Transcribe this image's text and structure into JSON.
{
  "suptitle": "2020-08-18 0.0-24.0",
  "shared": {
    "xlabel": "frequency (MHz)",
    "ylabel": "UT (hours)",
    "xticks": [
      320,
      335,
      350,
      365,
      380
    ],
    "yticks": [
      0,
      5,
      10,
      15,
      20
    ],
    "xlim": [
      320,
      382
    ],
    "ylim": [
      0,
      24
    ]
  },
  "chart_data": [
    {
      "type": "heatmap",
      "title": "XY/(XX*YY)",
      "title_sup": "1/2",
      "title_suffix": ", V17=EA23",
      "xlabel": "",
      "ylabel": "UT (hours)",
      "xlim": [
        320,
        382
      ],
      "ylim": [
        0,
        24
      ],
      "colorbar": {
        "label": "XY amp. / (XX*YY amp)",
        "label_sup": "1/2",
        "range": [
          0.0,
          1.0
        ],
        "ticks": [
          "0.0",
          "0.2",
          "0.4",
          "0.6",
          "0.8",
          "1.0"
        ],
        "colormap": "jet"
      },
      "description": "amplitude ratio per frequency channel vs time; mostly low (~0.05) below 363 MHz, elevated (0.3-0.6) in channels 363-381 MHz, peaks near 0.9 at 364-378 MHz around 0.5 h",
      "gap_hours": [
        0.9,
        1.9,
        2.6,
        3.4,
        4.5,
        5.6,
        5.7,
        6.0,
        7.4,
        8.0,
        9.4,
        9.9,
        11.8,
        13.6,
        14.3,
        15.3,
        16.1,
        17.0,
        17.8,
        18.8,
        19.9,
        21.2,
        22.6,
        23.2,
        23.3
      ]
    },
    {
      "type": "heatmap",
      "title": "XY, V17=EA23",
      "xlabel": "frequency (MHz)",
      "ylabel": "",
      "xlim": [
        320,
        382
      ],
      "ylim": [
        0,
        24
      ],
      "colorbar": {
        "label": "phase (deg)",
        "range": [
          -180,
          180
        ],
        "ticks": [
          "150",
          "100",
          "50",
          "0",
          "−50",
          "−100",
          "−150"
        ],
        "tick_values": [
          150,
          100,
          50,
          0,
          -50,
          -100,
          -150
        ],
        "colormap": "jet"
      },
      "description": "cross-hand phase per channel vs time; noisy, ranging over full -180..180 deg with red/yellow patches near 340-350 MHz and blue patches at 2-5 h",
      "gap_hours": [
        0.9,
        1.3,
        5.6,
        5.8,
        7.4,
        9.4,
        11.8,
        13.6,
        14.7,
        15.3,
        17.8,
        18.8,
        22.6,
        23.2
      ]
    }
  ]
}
----------
= TASK TO COMPLETE =
In the records, locate each line holding the string "time" and copy it.

= ANSWER TO THIS PROBLEM =
      "description": "amplitude ratio per frequency channel vs time; mostly low (~0.05) below 363 MHz, elevated (0.3-0.6) in channels 363-381 MHz, peaks near 0.9 at 364-378 MHz around 0.5 h",
      "description": "cross-hand phase per channel vs time; noisy, ranging over full -180..180 deg with red/yellow patches near 340-350 MHz and blue patches at 2-5 h",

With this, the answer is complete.